__Aim__: From the listing below, return each line that includes "specify".

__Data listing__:

━━━━━━

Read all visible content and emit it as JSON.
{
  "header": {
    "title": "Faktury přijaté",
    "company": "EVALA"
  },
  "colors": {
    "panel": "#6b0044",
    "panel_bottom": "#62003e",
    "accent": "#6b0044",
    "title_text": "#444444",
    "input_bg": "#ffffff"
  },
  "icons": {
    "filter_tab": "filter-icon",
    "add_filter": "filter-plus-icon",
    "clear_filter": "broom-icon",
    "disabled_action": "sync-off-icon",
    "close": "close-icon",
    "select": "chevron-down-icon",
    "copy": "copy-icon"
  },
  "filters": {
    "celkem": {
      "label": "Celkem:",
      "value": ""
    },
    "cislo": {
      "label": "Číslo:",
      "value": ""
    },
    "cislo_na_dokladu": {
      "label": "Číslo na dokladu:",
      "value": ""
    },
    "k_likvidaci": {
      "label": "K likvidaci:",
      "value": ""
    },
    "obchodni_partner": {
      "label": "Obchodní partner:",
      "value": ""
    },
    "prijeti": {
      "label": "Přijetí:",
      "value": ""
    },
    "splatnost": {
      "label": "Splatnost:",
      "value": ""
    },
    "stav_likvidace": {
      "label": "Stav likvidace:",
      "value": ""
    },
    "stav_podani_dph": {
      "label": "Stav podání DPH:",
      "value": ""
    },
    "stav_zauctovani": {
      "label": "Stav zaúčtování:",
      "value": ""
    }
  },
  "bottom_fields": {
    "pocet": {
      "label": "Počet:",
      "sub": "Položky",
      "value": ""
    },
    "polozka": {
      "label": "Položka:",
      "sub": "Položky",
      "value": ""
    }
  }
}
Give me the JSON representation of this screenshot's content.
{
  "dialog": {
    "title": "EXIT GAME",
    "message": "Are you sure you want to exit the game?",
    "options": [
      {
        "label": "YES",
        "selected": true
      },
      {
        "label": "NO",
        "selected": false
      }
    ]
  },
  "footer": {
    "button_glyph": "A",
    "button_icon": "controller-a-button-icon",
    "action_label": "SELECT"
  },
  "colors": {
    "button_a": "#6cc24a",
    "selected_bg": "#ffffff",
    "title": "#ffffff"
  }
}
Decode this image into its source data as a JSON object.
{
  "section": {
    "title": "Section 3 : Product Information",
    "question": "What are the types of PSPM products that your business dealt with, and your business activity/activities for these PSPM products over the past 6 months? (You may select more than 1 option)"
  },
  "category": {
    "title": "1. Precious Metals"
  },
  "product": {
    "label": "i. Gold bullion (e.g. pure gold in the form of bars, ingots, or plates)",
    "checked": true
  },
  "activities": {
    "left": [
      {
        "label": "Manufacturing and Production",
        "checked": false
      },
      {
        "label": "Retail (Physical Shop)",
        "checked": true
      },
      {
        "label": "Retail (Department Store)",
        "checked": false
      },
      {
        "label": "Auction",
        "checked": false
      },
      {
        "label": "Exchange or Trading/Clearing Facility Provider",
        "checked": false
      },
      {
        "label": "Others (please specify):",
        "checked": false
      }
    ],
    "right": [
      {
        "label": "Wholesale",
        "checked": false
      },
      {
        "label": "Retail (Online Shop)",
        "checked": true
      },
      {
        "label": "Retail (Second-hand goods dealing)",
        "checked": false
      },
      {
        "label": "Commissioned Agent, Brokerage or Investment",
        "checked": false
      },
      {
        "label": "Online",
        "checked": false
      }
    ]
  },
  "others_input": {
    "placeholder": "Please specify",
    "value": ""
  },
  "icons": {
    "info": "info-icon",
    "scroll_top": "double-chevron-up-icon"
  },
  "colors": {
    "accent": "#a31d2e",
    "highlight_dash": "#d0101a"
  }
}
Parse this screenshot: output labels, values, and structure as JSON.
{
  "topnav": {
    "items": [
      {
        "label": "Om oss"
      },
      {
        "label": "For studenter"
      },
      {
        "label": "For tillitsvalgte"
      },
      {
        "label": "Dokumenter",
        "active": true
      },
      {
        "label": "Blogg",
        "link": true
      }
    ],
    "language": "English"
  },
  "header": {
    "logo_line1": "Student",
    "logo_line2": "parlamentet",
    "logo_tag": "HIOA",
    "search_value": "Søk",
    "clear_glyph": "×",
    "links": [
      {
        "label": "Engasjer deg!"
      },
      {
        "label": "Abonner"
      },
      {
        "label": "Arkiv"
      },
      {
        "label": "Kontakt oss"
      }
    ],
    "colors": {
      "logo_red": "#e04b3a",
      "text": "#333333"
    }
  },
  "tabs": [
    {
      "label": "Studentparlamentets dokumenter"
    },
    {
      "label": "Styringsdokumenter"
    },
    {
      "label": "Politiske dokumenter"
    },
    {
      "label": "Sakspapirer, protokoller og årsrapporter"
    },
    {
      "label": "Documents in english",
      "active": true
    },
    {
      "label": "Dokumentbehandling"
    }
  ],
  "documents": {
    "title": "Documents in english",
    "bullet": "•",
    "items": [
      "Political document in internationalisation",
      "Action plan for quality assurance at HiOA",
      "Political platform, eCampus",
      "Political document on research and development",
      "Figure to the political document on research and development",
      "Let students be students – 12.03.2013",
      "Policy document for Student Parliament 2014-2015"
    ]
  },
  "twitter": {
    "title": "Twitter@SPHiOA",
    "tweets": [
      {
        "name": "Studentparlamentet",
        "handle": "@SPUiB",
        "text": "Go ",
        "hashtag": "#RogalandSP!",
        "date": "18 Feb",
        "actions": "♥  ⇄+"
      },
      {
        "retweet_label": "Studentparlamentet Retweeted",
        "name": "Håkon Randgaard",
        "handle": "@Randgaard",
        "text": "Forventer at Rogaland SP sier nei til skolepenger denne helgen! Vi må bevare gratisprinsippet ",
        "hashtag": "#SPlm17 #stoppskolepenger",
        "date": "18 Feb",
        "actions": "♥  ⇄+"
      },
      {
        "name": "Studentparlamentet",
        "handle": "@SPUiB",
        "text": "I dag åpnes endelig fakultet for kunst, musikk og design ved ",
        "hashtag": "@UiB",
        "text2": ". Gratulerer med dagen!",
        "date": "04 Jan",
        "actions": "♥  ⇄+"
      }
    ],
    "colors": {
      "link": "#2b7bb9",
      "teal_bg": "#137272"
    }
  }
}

━━━━━━

__Expected answer__:
        "label": "Others (please specify):",
    "placeholder": "Please specify",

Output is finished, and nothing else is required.